**PROBLEM STATEMENT**
Without including any images, reproduce each entry exactly.

___ RECORDS TO PROCESS ___

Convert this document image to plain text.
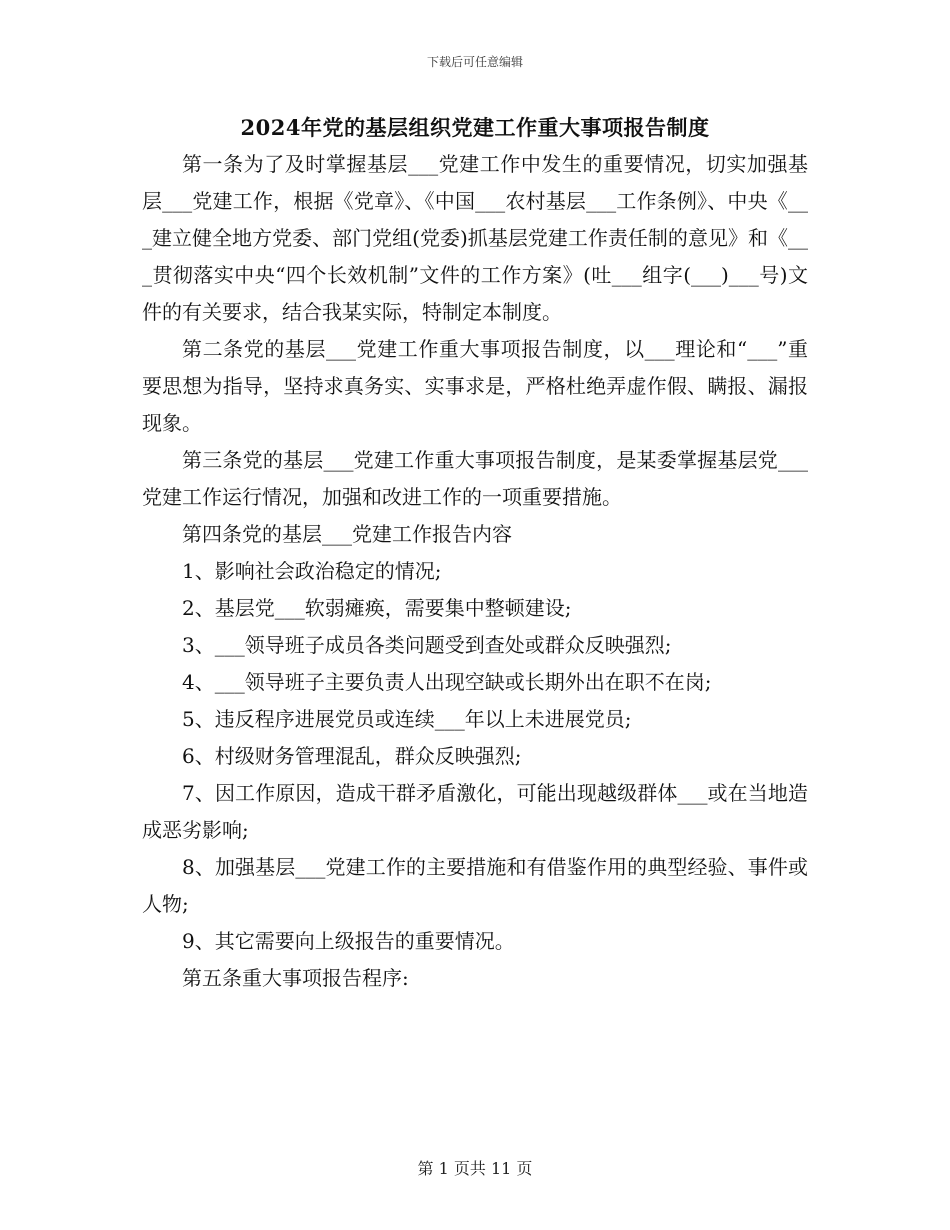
下载后可任意编辑
2024年党的基层组织党建工作重大事项报告制度

第一条为了及时掌握基层___党建工作中发生的重要情况，切实加强基层___党建工作，根据《党章》、《中国___农村基层___工作条例》、中央《___建立健全地方党委、部门党组(党委)抓基层党建工作责任制的意见》和《___贯彻落实中央“四个长效机制”文件的工作方案》(吐___组字(___)___号)文件的有关要求，结合我某实际，特制定本制度。

第二条党的基层___党建工作重大事项报告制度，以___理论和“___”重要思想为指导，坚持求真务实、实事求是，严格杜绝弄虚作假、瞒报、漏报现象。

第三条党的基层___党建工作重大事项报告制度，是某委掌握基层党___党建工作运行情况，加强和改进工作的一项重要措施。

第四条党的基层___党建工作报告内容

1、影响社会政治稳定的情况;

2、基层党___软弱瘫痪，需要集中整顿建设;

3、___领导班子成员各类问题受到查处或群众反映强烈;

4、___领导班子主要负责人出现空缺或长期外出在职不在岗;

5、违反程序进展党员或连续___年以上未进展党员;

6、村级财务管理混乱，群众反映强烈;

7、因工作原因，造成干群矛盾激化，可能出现越级群体___或在当地造成恶劣影响;

8、加强基层___党建工作的主要措施和有借鉴作用的典型经验、事件或人物;

9、其它需要向上级报告的重要情况。

第五条重大事项报告程序:

第 1 页共 11 页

___

**EXPECTED ANSWER**
Convert this document image to plain text.
下载后可任意编辑
2024年党的基层组织党建工作重大事项报告制度

第一条为了及时掌握基层___党建工作中发生的重要情况，切实加强基层___党建工作，根据《党章》、《中国___农村基层___工作条例》、中央《___建立健全地方党委、部门党组(党委)抓基层党建工作责任制的意见》和《___贯彻落实中央“四个长效机制”文件的工作方案》(吐___组字(___)___号)文件的有关要求，结合我某实际，特制定本制度。

第二条党的基层___党建工作重大事项报告制度，以___理论和“___”重要思想为指导，坚持求真务实、实事求是，严格杜绝弄虚作假、瞒报、漏报现象。

第三条党的基层___党建工作重大事项报告制度，是某委掌握基层党___党建工作运行情况，加强和改进工作的一项重要措施。

第四条党的基层___党建工作报告内容

1、影响社会政治稳定的情况;

2、基层党___软弱瘫痪，需要集中整顿建设;

3、___领导班子成员各类问题受到查处或群众反映强烈;

4、___领导班子主要负责人出现空缺或长期外出在职不在岗;

5、违反程序进展党员或连续___年以上未进展党员;

6、村级财务管理混乱，群众反映强烈;

7、因工作原因，造成干群矛盾激化，可能出现越级群体___或在当地造成恶劣影响;

8、加强基层___党建工作的主要措施和有借鉴作用的典型经验、事件或人物;

9、其它需要向上级报告的重要情况。

第五条重大事项报告程序:

第 1 页共 11 页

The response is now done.